Here are some records. Copy each one exactly.

(Collection entries)
^^^^
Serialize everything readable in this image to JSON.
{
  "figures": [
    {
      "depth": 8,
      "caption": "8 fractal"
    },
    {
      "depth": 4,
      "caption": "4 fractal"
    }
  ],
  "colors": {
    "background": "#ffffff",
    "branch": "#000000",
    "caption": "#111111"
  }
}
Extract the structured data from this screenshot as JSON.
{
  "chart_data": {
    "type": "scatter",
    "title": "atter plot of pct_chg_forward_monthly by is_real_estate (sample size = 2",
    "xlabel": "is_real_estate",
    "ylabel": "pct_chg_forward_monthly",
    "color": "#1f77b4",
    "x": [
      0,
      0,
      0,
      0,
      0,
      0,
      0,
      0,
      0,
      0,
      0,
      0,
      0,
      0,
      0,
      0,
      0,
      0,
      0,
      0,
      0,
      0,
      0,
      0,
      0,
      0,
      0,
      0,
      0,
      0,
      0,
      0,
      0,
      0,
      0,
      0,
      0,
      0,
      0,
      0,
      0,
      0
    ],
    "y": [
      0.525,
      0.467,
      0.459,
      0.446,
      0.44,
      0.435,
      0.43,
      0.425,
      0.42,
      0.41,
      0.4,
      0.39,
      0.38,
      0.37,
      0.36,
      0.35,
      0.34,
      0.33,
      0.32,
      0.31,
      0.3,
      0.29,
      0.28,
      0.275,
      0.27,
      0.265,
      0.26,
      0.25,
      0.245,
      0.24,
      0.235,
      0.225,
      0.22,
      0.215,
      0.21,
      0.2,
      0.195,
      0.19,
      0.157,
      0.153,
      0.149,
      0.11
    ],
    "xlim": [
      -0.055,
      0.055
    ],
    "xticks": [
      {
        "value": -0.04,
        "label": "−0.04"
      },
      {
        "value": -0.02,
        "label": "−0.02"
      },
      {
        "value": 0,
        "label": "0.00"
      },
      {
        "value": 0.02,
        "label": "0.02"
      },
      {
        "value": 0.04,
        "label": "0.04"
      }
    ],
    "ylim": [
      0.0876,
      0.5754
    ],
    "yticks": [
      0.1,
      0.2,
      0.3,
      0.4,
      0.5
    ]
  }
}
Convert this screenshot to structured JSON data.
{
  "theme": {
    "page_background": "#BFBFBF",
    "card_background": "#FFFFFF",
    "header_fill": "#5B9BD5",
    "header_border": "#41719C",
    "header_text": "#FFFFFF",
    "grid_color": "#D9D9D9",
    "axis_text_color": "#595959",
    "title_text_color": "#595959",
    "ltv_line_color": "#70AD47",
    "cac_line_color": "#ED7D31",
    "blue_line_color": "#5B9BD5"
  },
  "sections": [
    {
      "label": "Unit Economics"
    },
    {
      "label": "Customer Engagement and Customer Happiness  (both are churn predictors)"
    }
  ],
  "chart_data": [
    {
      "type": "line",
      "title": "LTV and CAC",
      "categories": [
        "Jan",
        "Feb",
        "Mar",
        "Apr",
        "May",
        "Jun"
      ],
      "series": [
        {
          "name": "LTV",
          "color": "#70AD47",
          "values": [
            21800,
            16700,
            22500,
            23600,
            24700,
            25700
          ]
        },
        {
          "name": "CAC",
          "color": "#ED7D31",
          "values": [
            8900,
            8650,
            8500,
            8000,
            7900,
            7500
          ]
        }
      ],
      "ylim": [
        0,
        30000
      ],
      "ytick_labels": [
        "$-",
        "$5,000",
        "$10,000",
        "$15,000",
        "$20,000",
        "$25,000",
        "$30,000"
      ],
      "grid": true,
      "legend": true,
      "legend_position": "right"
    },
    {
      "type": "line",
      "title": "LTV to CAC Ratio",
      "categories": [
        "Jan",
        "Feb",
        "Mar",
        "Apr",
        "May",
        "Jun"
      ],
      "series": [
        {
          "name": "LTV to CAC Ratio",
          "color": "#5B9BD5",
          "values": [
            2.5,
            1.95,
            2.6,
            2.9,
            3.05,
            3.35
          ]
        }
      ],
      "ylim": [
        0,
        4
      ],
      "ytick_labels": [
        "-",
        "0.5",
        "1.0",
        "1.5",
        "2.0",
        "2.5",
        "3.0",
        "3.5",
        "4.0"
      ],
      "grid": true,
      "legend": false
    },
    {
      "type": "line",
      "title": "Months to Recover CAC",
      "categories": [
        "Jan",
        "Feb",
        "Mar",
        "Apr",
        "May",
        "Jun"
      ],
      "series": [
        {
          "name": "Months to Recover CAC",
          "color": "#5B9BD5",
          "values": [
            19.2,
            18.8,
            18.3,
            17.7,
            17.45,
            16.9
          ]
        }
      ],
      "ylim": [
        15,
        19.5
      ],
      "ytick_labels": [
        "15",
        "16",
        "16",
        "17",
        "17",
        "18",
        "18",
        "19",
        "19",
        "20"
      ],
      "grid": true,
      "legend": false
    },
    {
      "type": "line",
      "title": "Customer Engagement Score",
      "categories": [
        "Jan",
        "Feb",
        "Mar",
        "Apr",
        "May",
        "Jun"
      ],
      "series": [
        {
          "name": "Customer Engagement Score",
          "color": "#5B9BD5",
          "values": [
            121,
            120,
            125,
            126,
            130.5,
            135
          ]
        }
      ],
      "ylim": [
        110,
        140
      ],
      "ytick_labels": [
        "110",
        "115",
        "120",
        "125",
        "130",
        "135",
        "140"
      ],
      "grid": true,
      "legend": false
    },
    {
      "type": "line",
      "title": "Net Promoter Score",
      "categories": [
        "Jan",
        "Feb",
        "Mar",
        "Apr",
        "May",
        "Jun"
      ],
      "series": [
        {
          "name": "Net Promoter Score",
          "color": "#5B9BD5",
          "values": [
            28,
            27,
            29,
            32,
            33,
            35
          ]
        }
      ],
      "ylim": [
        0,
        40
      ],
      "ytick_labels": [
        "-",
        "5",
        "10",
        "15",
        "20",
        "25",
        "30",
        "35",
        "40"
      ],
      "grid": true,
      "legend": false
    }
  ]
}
^^^^
# [COMPLETE OUTPUT]
Serialize everything readable in this image to JSON.
{
  "figures": [
    {
      "depth": 8,
      "caption": "8 fractal"
    },
    {
      "depth": 4,
      "caption": "4 fractal"
    }
  ],
  "colors": {
    "background": "#ffffff",
    "branch": "#000000",
    "caption": "#111111"
  }
}
Extract the structured data from this screenshot as JSON.
{
  "chart_data": {
    "type": "scatter",
    "title": "atter plot of pct_chg_forward_monthly by is_real_estate (sample size = 2",
    "xlabel": "is_real_estate",
    "ylabel": "pct_chg_forward_monthly",
    "color": "#1f77b4",
    "x": [
      0,
      0,
      0,
      0,
      0,
      0,
      0,
      0,
      0,
      0,
      0,
      0,
      0,
      0,
      0,
      0,
      0,
      0,
      0,
      0,
      0,
      0,
      0,
      0,
      0,
      0,
      0,
      0,
      0,
      0,
      0,
      0,
      0,
      0,
      0,
      0,
      0,
      0,
      0,
      0,
      0,
      0
    ],
    "y": [
      0.525,
      0.467,
      0.459,
      0.446,
      0.44,
      0.435,
      0.43,
      0.425,
      0.42,
      0.41,
      0.4,
      0.39,
      0.38,
      0.37,
      0.36,
      0.35,
      0.34,
      0.33,
      0.32,
      0.31,
      0.3,
      0.29,
      0.28,
      0.275,
      0.27,
      0.265,
      0.26,
      0.25,
      0.245,
      0.24,
      0.235,
      0.225,
      0.22,
      0.215,
      0.21,
      0.2,
      0.195,
      0.19,
      0.157,
      0.153,
      0.149,
      0.11
    ],
    "xlim": [
      -0.055,
      0.055
    ],
    "xticks": [
      {
        "value": -0.04,
        "label": "−0.04"
      },
      {
        "value": -0.02,
        "label": "−0.02"
      },
      {
        "value": 0,
        "label": "0.00"
      },
      {
        "value": 0.02,
        "label": "0.02"
      },
      {
        "value": 0.04,
        "label": "0.04"
      }
    ],
    "ylim": [
      0.0876,
      0.5754
    ],
    "yticks": [
      0.1,
      0.2,
      0.3,
      0.4,
      0.5
    ]
  }
}
Convert this screenshot to structured JSON data.
{
  "theme": {
    "page_background": "#BFBFBF",
    "card_background": "#FFFFFF",
    "header_fill": "#5B9BD5",
    "header_border": "#41719C",
    "header_text": "#FFFFFF",
    "grid_color": "#D9D9D9",
    "axis_text_color": "#595959",
    "title_text_color": "#595959",
    "ltv_line_color": "#70AD47",
    "cac_line_color": "#ED7D31",
    "blue_line_color": "#5B9BD5"
  },
  "sections": [
    {
      "label": "Unit Economics"
    },
    {
      "label": "Customer Engagement and Customer Happiness  (both are churn predictors)"
    }
  ],
  "chart_data": [
    {
      "type": "line",
      "title": "LTV and CAC",
      "categories": [
        "Jan",
        "Feb",
        "Mar",
        "Apr",
        "May",
        "Jun"
      ],
      "series": [
        {
          "name": "LTV",
          "color": "#70AD47",
          "values": [
            21800,
            16700,
            22500,
            23600,
            24700,
            25700
          ]
        },
        {
          "name": "CAC",
          "color": "#ED7D31",
          "values": [
            8900,
            8650,
            8500,
            8000,
            7900,
            7500
          ]
        }
      ],
      "ylim": [
        0,
        30000
      ],
      "ytick_labels": [
        "$-",
        "$5,000",
        "$10,000",
        "$15,000",
        "$20,000",
        "$25,000",
        "$30,000"
      ],
      "grid": true,
      "legend": true,
      "legend_position": "right"
    },
    {
      "type": "line",
      "title": "LTV to CAC Ratio",
      "categories": [
        "Jan",
        "Feb",
        "Mar",
        "Apr",
        "May",
        "Jun"
      ],
      "series": [
        {
          "name": "LTV to CAC Ratio",
          "color": "#5B9BD5",
          "values": [
            2.5,
            1.95,
            2.6,
            2.9,
            3.05,
            3.35
          ]
        }
      ],
      "ylim": [
        0,
        4
      ],
      "ytick_labels": [
        "-",
        "0.5",
        "1.0",
        "1.5",
        "2.0",
        "2.5",
        "3.0",
        "3.5",
        "4.0"
      ],
      "grid": true,
      "legend": false
    },
    {
      "type": "line",
      "title": "Months to Recover CAC",
      "categories": [
        "Jan",
        "Feb",
        "Mar",
        "Apr",
        "May",
        "Jun"
      ],
      "series": [
        {
          "name": "Months to Recover CAC",
          "color": "#5B9BD5",
          "values": [
            19.2,
            18.8,
            18.3,
            17.7,
            17.45,
            16.9
          ]
        }
      ],
      "ylim": [
        15,
        19.5
      ],
      "ytick_labels": [
        "15",
        "16",
        "16",
        "17",
        "17",
        "18",
        "18",
        "19",
        "19",
        "20"
      ],
      "grid": true,
      "legend": false
    },
    {
      "type": "line",
      "title": "Customer Engagement Score",
      "categories": [
        "Jan",
        "Feb",
        "Mar",
        "Apr",
        "May",
        "Jun"
      ],
      "series": [
        {
          "name": "Customer Engagement Score",
          "color": "#5B9BD5",
          "values": [
            121,
            120,
            125,
            126,
            130.5,
            135
          ]
        }
      ],
      "ylim": [
        110,
        140
      ],
      "ytick_labels": [
        "110",
        "115",
        "120",
        "125",
        "130",
        "135",
        "140"
      ],
      "grid": true,
      "legend": false
    },
    {
      "type": "line",
      "title": "Net Promoter Score",
      "categories": [
        "Jan",
        "Feb",
        "Mar",
        "Apr",
        "May",
        "Jun"
      ],
      "series": [
        {
          "name": "Net Promoter Score",
          "color": "#5B9BD5",
          "values": [
            28,
            27,
            29,
            32,
            33,
            35
          ]
        }
      ],
      "ylim": [
        0,
        40
      ],
      "ytick_labels": [
        "-",
        "5",
        "10",
        "15",
        "20",
        "25",
        "30",
        "35",
        "40"
      ],
      "grid": true,
      "legend": false
    }
  ]
}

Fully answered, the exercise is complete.